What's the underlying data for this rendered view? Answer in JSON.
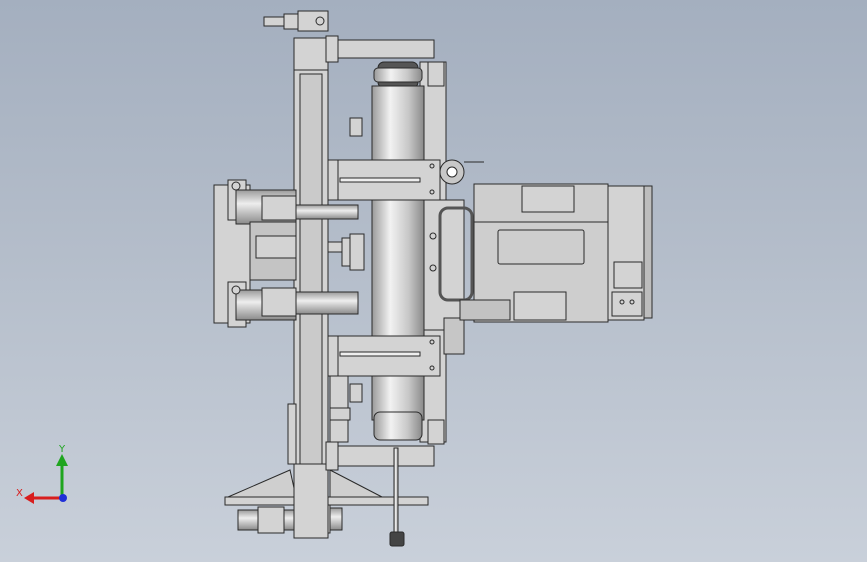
{
  "viewport": {
    "background_top": "#a4afbf",
    "background_bottom": "#c9d0da"
  },
  "model": {
    "part_fill": "#d3d3d3",
    "part_fill_dark": "#bdbdbd",
    "edge_color": "#2a2a2a"
  },
  "triad": {
    "x_label": "X",
    "y_label": "Y",
    "x_color": "#d81e1e",
    "y_color": "#1fa51f",
    "z_color": "#1f2fd8"
  }
}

..........

= Exercise objective =
Retype all the records shown above, character for character. Omit every picture.

= Answer for the task =
What's the underlying data for this rendered view? Answer in JSON.
{
  "viewport": {
    "background_top": "#a4afbf",
    "background_bottom": "#c9d0da"
  },
  "model": {
    "part_fill": "#d3d3d3",
    "part_fill_dark": "#bdbdbd",
    "edge_color": "#2a2a2a"
  },
  "triad": {
    "x_label": "X",
    "y_label": "Y",
    "x_color": "#d81e1e",
    "y_color": "#1fa51f",
    "z_color": "#1f2fd8"
  }
}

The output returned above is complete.